- [Exercise description] Read the listing and extract each line that includes the word "icon".

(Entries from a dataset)

::::

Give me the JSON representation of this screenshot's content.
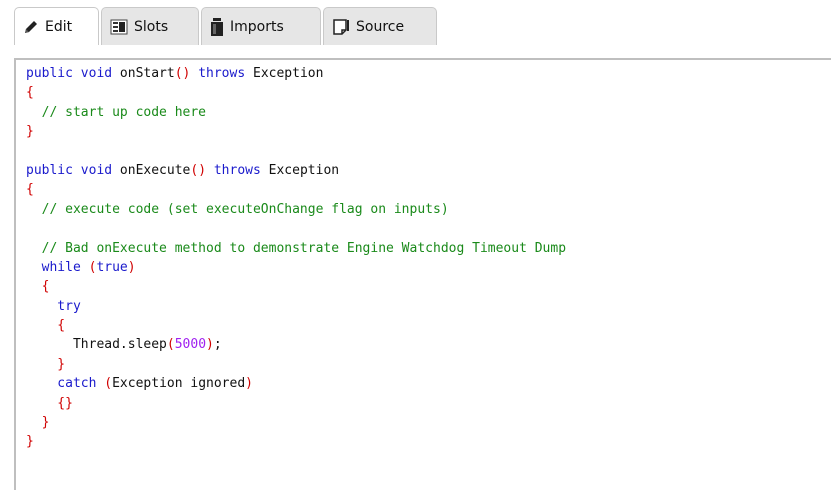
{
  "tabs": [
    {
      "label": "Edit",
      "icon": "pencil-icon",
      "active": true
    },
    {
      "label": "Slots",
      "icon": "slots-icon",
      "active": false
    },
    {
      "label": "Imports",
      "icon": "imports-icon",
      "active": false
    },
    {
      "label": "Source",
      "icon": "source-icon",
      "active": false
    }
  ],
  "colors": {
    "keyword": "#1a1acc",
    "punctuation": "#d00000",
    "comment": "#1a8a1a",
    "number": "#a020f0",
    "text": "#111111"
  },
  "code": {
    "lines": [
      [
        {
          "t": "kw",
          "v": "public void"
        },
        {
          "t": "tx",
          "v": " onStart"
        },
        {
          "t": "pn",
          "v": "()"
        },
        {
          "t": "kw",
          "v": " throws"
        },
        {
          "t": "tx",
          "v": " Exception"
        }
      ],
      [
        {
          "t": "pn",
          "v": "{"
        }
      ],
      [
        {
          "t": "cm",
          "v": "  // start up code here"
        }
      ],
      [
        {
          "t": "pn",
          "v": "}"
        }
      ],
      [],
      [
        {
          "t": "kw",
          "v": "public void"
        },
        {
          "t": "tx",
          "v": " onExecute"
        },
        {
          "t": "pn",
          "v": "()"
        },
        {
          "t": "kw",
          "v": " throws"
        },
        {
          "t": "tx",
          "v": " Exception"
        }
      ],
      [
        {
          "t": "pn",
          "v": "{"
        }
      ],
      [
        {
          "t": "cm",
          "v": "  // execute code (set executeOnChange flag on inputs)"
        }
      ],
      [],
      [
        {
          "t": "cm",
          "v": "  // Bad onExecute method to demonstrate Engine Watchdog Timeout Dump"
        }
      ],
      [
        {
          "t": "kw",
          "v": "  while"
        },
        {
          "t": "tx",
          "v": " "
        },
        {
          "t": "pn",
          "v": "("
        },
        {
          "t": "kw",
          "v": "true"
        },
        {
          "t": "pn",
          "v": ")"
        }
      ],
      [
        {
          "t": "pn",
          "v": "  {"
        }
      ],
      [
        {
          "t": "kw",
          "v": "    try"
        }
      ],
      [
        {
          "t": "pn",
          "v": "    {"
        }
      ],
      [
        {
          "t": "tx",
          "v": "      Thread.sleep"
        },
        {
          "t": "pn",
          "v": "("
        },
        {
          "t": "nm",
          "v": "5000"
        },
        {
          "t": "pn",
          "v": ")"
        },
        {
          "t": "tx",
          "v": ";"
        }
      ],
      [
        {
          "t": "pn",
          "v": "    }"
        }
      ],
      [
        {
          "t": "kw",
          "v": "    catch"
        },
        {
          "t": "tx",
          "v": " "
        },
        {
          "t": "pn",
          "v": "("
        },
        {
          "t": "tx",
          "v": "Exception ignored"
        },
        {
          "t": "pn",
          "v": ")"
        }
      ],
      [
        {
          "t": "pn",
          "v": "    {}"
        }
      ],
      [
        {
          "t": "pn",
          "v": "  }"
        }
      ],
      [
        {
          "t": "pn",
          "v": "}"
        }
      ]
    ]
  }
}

::::

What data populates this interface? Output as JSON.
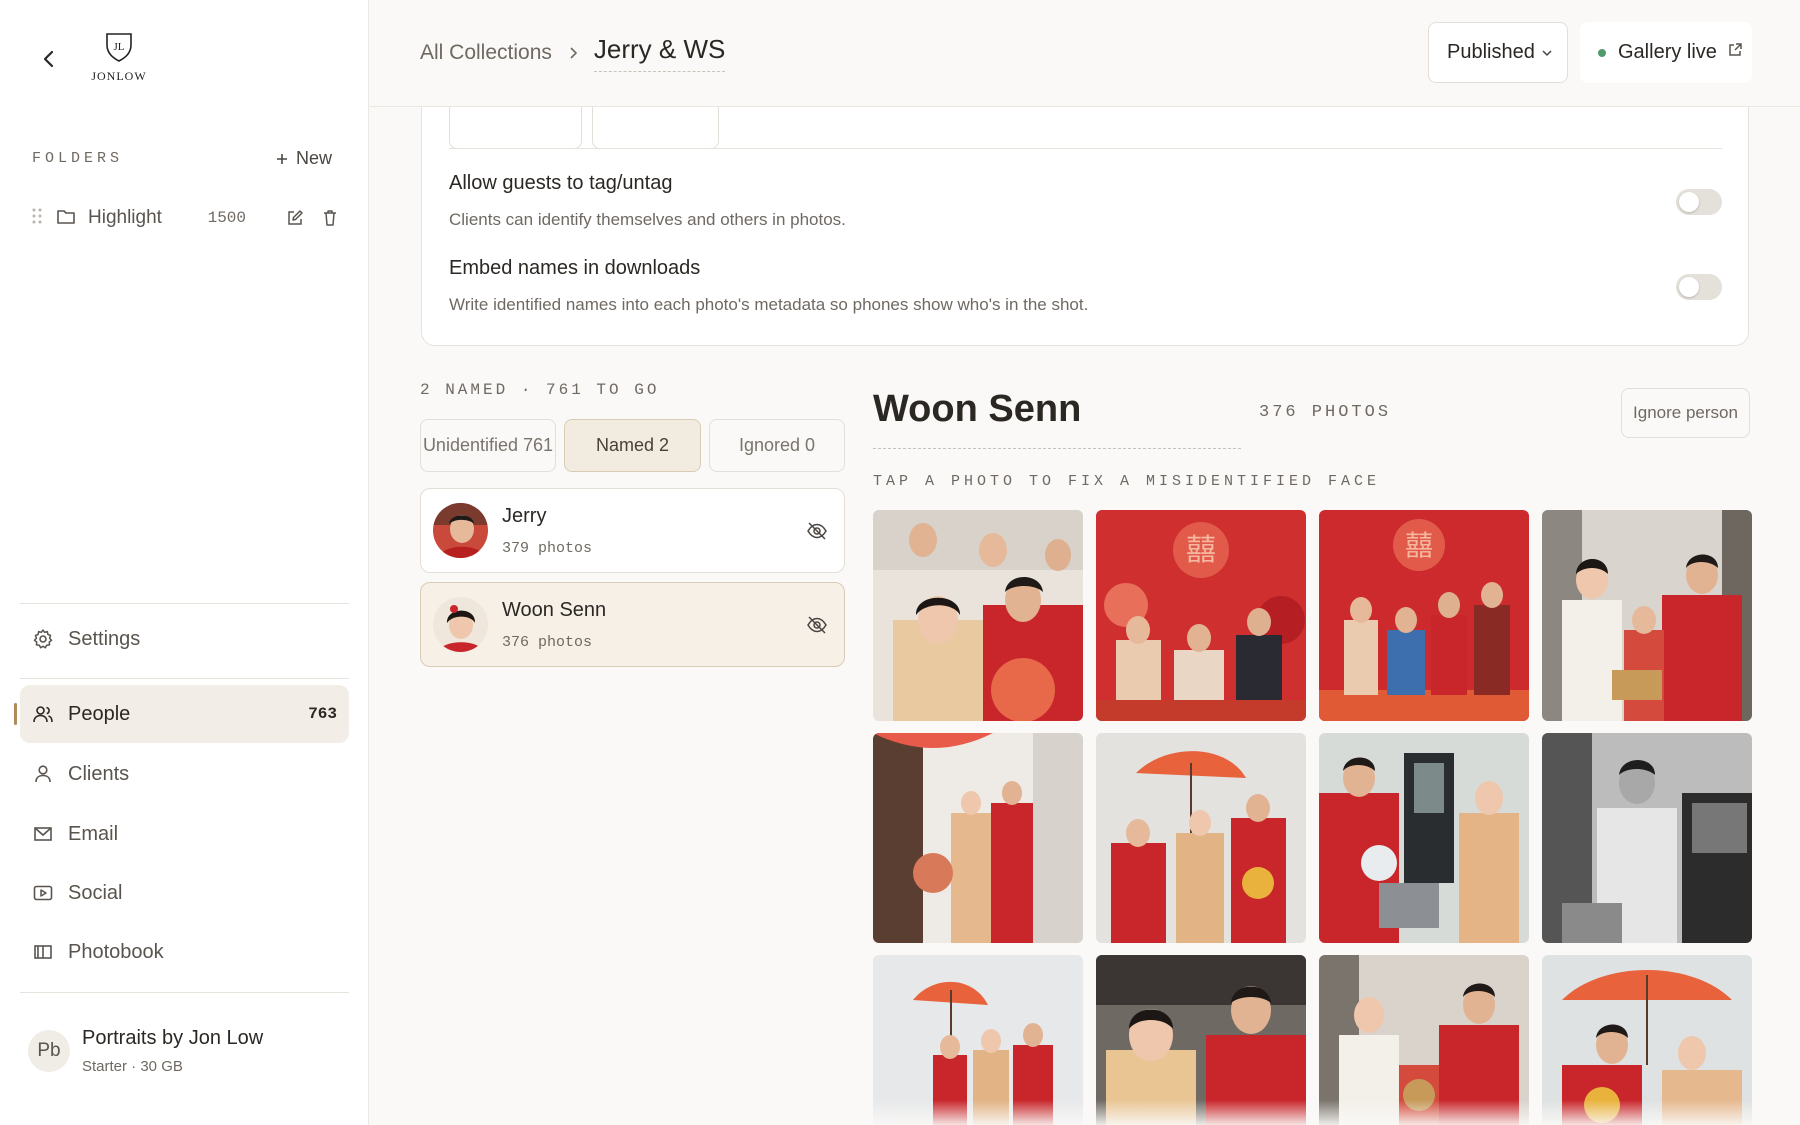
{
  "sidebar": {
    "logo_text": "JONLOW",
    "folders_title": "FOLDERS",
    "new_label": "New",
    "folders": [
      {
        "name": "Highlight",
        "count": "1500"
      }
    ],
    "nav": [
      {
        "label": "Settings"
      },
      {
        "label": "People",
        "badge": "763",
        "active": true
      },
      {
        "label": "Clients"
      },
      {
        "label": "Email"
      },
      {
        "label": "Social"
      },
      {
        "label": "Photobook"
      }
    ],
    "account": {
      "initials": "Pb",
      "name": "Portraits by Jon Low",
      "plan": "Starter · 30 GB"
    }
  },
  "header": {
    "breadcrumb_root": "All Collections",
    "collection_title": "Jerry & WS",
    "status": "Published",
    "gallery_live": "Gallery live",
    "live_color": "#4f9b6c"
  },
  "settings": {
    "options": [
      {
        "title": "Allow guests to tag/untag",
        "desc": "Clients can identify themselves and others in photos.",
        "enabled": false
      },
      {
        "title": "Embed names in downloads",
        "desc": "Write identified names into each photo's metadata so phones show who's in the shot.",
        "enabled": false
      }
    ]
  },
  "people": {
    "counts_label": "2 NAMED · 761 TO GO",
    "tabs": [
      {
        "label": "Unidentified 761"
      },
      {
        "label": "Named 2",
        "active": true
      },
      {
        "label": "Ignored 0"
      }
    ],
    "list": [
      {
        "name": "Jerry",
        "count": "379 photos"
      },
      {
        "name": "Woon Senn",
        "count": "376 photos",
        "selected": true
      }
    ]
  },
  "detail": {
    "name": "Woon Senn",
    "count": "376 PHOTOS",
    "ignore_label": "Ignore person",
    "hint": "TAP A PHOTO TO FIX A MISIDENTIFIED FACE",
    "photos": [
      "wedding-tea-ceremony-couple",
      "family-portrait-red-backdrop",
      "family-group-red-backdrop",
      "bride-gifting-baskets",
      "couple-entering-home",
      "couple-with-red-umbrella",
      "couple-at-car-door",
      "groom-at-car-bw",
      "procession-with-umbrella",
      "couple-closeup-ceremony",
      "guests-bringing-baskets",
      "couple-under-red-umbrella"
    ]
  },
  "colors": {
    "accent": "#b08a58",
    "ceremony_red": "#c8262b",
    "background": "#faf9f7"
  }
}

::::

- [The output]
      "icon": "pencil-icon",
      "icon": "slots-icon",
      "icon": "imports-icon",
      "icon": "source-icon",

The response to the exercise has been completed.